Data>

::::

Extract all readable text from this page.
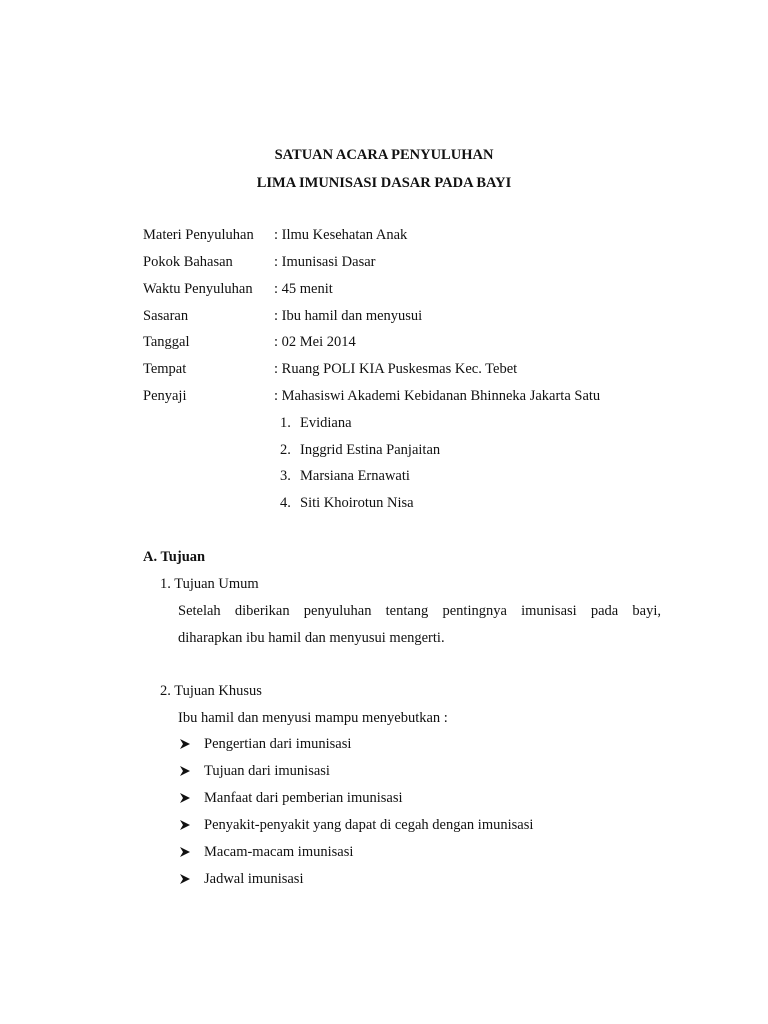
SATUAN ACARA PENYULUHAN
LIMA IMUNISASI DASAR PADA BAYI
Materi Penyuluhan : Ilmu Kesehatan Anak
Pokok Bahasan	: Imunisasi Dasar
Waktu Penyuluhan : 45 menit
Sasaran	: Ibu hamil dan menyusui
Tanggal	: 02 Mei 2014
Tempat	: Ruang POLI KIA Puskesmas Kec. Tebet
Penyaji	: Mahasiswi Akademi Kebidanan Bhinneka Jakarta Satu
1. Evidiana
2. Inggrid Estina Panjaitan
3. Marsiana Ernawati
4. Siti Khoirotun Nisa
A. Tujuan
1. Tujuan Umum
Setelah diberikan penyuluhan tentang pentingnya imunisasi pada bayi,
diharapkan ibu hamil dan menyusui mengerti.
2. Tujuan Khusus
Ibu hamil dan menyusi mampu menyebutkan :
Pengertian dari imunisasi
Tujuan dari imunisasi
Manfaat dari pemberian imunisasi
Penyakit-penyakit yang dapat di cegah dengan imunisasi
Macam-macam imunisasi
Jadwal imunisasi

::::

Written problem>
Copy the records above exactly. The pictures are not part of the copy.

Completed task>
Extract all readable text from this page.
SATUAN ACARA PENYULUHAN
LIMA IMUNISASI DASAR PADA BAYI
Materi Penyuluhan : Ilmu Kesehatan Anak
Pokok Bahasan	: Imunisasi Dasar
Waktu Penyuluhan : 45 menit
Sasaran	: Ibu hamil dan menyusui
Tanggal	: 02 Mei 2014
Tempat	: Ruang POLI KIA Puskesmas Kec. Tebet
Penyaji	: Mahasiswi Akademi Kebidanan Bhinneka Jakarta Satu
1. Evidiana
2. Inggrid Estina Panjaitan
3. Marsiana Ernawati
4. Siti Khoirotun Nisa
A. Tujuan
1. Tujuan Umum
Setelah diberikan penyuluhan tentang pentingnya imunisasi pada bayi,
diharapkan ibu hamil dan menyusui mengerti.
2. Tujuan Khusus
Ibu hamil dan menyusi mampu menyebutkan :
Pengertian dari imunisasi
Tujuan dari imunisasi
Manfaat dari pemberian imunisasi
Penyakit-penyakit yang dapat di cegah dengan imunisasi
Macam-macam imunisasi
Jadwal imunisasi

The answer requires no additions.